JOB: Leave out the pictures and repeat the rest of the material exactly.

MATERIAL SHOWN:
##########
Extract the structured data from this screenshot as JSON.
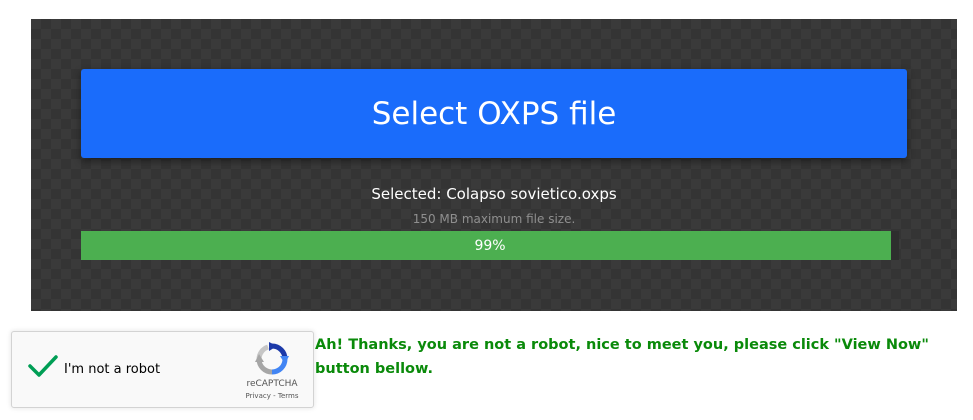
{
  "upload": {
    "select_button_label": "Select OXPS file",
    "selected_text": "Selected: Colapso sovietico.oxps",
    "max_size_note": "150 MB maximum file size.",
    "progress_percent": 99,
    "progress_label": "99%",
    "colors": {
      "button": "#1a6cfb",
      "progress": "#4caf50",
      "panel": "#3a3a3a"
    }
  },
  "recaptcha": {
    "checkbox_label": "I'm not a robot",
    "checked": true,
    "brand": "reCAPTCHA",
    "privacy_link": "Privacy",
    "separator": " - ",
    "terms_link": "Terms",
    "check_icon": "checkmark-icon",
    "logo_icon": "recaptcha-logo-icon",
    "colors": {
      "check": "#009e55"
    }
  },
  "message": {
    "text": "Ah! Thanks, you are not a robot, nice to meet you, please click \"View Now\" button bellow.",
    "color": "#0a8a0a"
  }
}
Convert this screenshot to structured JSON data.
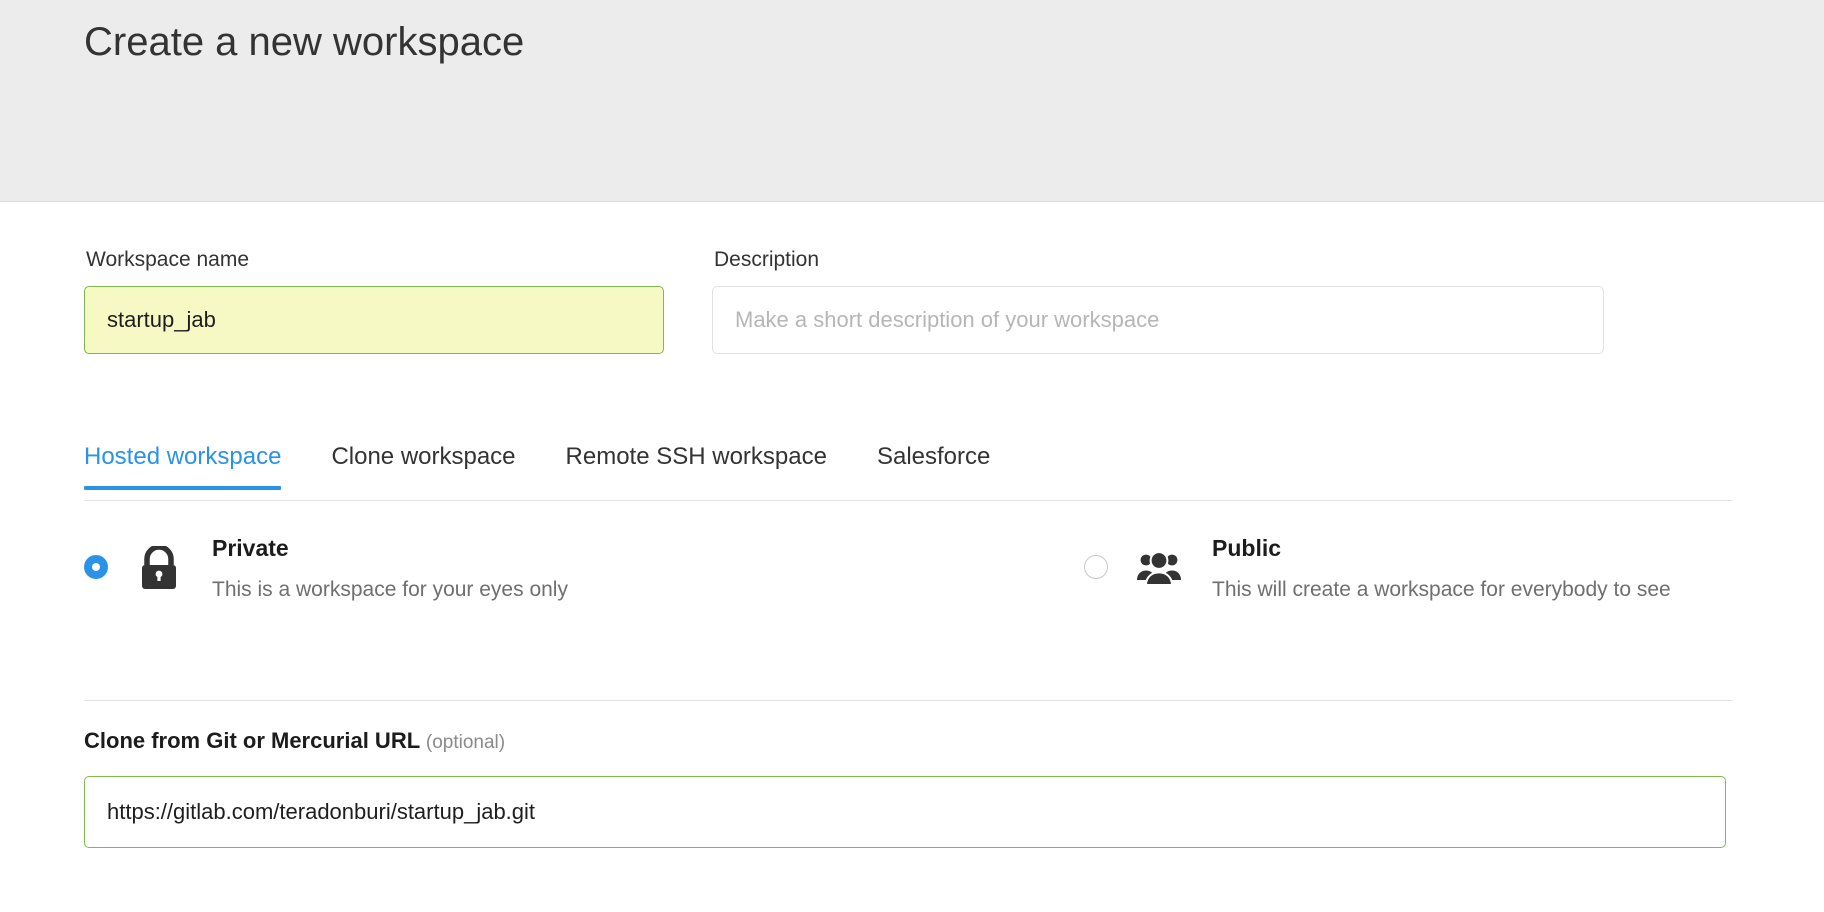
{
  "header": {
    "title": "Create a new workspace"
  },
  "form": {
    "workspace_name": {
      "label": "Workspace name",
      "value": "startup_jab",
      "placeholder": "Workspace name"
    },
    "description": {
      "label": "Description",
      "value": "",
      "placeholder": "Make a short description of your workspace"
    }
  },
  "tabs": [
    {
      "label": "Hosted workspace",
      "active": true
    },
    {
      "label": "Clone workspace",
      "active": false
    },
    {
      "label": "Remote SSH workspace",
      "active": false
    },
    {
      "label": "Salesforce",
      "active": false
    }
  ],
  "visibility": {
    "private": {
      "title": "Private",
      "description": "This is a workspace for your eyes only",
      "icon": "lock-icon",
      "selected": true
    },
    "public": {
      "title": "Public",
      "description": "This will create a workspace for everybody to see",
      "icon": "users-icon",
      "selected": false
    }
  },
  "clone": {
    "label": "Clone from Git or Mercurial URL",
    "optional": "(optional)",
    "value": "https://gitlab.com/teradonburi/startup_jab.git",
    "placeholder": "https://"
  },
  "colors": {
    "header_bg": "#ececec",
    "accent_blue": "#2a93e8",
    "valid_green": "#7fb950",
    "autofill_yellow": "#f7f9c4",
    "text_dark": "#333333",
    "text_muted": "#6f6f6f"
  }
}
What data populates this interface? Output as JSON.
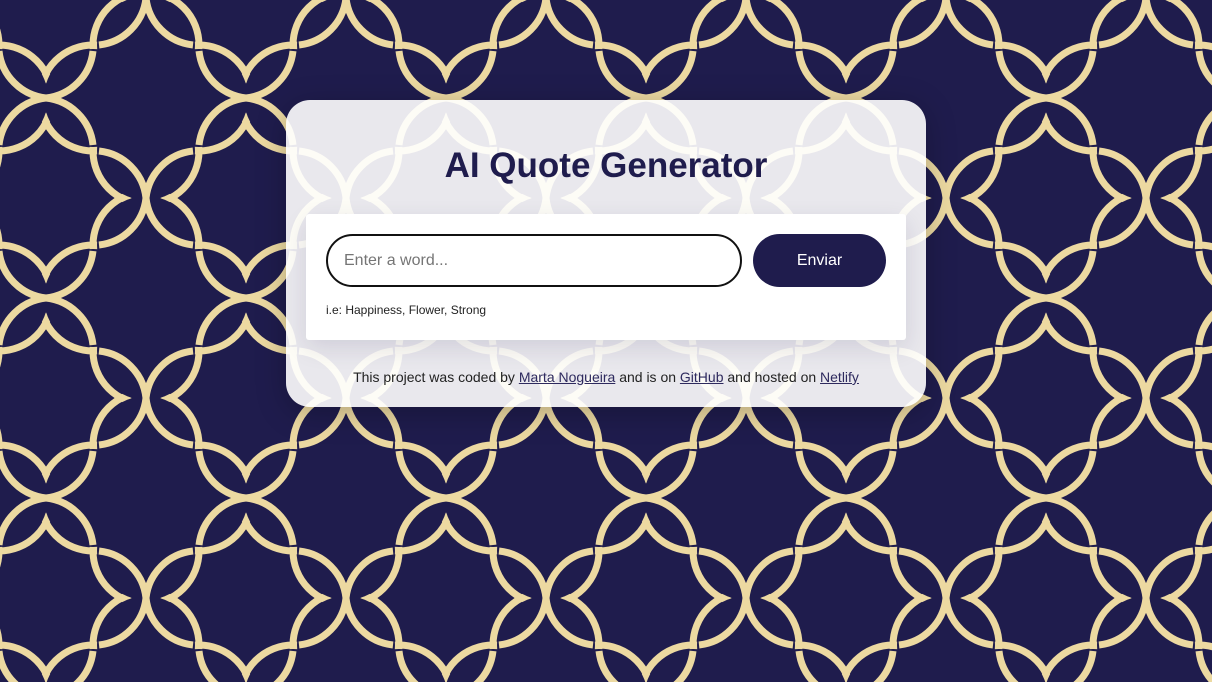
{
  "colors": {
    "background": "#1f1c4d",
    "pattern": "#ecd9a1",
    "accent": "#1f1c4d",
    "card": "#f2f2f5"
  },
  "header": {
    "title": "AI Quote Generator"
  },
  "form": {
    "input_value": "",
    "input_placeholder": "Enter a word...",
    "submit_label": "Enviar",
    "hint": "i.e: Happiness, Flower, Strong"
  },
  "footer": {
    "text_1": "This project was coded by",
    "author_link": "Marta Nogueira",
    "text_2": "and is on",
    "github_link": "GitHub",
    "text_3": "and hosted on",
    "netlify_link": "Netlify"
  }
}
##########
SOLUTION FOR THIS PROBLEM:
Extract the structured data from this screenshot as JSON.
{
  "upload": {
    "select_button_label": "Select OXPS file",
    "selected_text": "Selected: Colapso sovietico.oxps",
    "max_size_note": "150 MB maximum file size.",
    "progress_percent": 99,
    "progress_label": "99%",
    "colors": {
      "button": "#1a6cfb",
      "progress": "#4caf50",
      "panel": "#3a3a3a"
    }
  },
  "recaptcha": {
    "checkbox_label": "I'm not a robot",
    "checked": true,
    "brand": "reCAPTCHA",
    "privacy_link": "Privacy",
    "separator": " - ",
    "terms_link": "Terms",
    "check_icon": "checkmark-icon",
    "logo_icon": "recaptcha-logo-icon",
    "colors": {
      "check": "#009e55"
    }
  },
  "message": {
    "text": "Ah! Thanks, you are not a robot, nice to meet you, please click \"View Now\" button bellow.",
    "color": "#0a8a0a"
  }
}
Convert this screenshot to structured JSON data.
{
  "header": {
    "title": "Create a new workspace"
  },
  "form": {
    "workspace_name": {
      "label": "Workspace name",
      "value": "startup_jab",
      "placeholder": "Workspace name"
    },
    "description": {
      "label": "Description",
      "value": "",
      "placeholder": "Make a short description of your workspace"
    }
  },
  "tabs": [
    {
      "label": "Hosted workspace",
      "active": true
    },
    {
      "label": "Clone workspace",
      "active": false
    },
    {
      "label": "Remote SSH workspace",
      "active": false
    },
    {
      "label": "Salesforce",
      "active": false
    }
  ],
  "visibility": {
    "private": {
      "title": "Private",
      "description": "This is a workspace for your eyes only",
      "icon": "lock-icon",
      "selected": true
    },
    "public": {
      "title": "Public",
      "description": "This will create a workspace for everybody to see",
      "icon": "users-icon",
      "selected": false
    }
  },
  "clone": {
    "label": "Clone from Git or Mercurial URL",
    "optional": "(optional)",
    "value": "https://gitlab.com/teradonburi/startup_jab.git",
    "placeholder": "https://"
  },
  "colors": {
    "header_bg": "#ececec",
    "accent_blue": "#2a93e8",
    "valid_green": "#7fb950",
    "autofill_yellow": "#f7f9c4",
    "text_dark": "#333333",
    "text_muted": "#6f6f6f"
  }
}
What data populates this interface? Output as JSON.
{
  "colors": {
    "background": "#1f1c4d",
    "pattern": "#ecd9a1",
    "accent": "#1f1c4d",
    "card": "#f2f2f5"
  },
  "header": {
    "title": "AI Quote Generator"
  },
  "form": {
    "input_value": "",
    "input_placeholder": "Enter a word...",
    "submit_label": "Enviar",
    "hint": "i.e: Happiness, Flower, Strong"
  },
  "footer": {
    "text_1": "This project was coded by",
    "author_link": "Marta Nogueira",
    "text_2": "and is on",
    "github_link": "GitHub",
    "text_3": "and hosted on",
    "netlify_link": "Netlify"
  }
}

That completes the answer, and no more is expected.